▸ WHAT YOU WILL DO: Carry on writing the piece about the game "The Witness," beginning right after its last sentence. Leave the data aside.

But, “The Witness” goes in the opposite direction. Getting the chance to play it this week, I found Blow’s new game to be cold, clinical and analytical. Foreboding, even.

You play in a first-person perspective, nameless and faceless, and must explore a vast, open-world island to find out exactly who you are and what’s going on. The proceedings remind a little bit of “Lost” but moreso–to me anyway–of the 1960s classic cult show “The Prisoner.” Actor Patrick McGoohan starred in the spy series which subverted many of the tropes of the espionage genre. Instead being a globetrotting rake, lead character No. 6 was trapped in the mysterious Village and fought for his individualism against the bizarre collective that ruled it. The occasional psychedelics and pointed thematic development of “The Prisoner” lent it the air that something more was going on that what was on screen.

“The Witness” shares that quality. I didn’t get that much story with my time with “The Witness” as Blow’s holding any such details very close to his vest right now. What I did get to experience were puzzles, which seemingly make up the sole play mechanic in the game. The tropical environment is studded with glowing blue screens that display diagrams where you need to create line drawings that get from one point to another. That’s harder than it sounds, of course.

▸ Stored items from a collection:
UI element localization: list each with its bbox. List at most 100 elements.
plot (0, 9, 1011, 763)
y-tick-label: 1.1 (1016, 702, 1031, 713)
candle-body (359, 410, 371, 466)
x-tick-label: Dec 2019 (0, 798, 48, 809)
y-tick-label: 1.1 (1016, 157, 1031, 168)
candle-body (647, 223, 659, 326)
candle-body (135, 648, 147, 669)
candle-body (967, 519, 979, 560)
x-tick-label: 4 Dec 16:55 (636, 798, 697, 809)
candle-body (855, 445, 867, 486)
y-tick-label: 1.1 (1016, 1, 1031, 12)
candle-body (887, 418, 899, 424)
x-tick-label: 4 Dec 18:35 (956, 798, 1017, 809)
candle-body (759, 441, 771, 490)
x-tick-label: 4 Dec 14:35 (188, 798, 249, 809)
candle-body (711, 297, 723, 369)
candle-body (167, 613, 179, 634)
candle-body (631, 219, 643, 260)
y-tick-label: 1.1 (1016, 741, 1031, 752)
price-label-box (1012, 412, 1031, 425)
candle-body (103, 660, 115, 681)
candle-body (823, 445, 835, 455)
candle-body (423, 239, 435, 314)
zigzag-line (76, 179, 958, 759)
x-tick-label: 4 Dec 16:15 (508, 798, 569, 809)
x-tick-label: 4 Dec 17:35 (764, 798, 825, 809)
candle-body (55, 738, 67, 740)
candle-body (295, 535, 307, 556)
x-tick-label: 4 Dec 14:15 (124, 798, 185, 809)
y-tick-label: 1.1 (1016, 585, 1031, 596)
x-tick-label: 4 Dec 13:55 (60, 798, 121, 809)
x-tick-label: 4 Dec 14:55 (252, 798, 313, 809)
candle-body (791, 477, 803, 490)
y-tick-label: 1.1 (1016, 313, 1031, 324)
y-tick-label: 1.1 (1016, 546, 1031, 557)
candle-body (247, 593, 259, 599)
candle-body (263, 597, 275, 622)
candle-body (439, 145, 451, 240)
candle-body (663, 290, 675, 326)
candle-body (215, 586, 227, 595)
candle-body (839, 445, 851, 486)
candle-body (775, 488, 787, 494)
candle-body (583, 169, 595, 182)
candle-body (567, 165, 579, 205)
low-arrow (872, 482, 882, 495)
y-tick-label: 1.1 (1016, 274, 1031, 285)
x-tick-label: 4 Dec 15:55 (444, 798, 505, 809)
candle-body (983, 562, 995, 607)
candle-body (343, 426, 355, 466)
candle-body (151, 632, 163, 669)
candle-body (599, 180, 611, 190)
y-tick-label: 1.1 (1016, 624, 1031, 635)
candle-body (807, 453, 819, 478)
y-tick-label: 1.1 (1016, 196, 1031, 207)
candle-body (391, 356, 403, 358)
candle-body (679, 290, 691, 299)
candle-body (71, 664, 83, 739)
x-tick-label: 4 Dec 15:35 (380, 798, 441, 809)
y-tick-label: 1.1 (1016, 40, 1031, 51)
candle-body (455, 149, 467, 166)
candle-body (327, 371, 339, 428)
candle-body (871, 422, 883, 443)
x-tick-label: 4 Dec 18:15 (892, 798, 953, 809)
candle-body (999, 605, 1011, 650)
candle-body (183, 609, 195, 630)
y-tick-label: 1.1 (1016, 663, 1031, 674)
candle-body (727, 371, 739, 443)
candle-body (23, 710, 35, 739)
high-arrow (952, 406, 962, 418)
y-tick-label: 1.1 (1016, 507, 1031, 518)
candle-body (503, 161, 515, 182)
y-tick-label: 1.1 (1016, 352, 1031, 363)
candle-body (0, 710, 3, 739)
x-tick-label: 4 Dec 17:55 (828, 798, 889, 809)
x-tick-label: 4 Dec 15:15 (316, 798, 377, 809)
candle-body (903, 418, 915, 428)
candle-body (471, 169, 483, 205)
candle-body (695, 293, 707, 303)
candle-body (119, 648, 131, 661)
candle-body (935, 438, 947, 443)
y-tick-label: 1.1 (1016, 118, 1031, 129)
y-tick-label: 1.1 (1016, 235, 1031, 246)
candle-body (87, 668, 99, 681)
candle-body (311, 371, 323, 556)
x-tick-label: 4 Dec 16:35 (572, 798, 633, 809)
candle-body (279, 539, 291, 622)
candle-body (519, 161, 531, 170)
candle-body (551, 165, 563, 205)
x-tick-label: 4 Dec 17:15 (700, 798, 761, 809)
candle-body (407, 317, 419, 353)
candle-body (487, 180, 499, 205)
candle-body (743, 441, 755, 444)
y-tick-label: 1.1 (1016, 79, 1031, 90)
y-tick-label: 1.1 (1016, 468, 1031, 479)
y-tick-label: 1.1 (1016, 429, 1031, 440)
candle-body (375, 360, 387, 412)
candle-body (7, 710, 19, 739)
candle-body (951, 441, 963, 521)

▸ RESPONSE AREA:
Take the one sequence that gave me the most trouble during my time with the game. In an outdoor area, a set of puzzle screens stand in front of a group of apple trees. Each screen has the same pattern: a single line fans out into multiple forks. It all startat the same place but you have no idea where your endpoint is supposed to be. “The Witness” eschews help text, audio hints or any of the hand-holding chaperone trappings that today’s games spoonfeed the player. What you need to solve the game is in the world itself. This austerity is a hallmark of Blow’s games. So, I walk around, eventually noticing a single apple on a branch of the nearby trees. The branching growth of the trees roughly matches the repeating diagram on the puzzle screens. Trying out a few tracings eventually leads me to the winning one and makes the symbiosis between puzzle and environment–the axis around which the game revolves–click in my head

“The Witness” is about seeing. It’s a smirk-faced challenge to your mental prowess. Oh, it’ll train you to read its environments and solve its conundrums but you’ll need to maintain a level of cognitive focus and flexibility that modern video games don’t dare ask for. My short time with it let me glimpse a game that looks to challenge many assumptions of what a modern video game needs to be. Jonathan Blow’s just the man for the job and, in the next part of IFC’s “The Witness” coverage, I’ll be running an interview with where he talks about the ideas he’s trying to execute in his new game.

Do you think “The Witness” sounds interesting? Why? Let us know in the comments below or on Facebook or Twitter.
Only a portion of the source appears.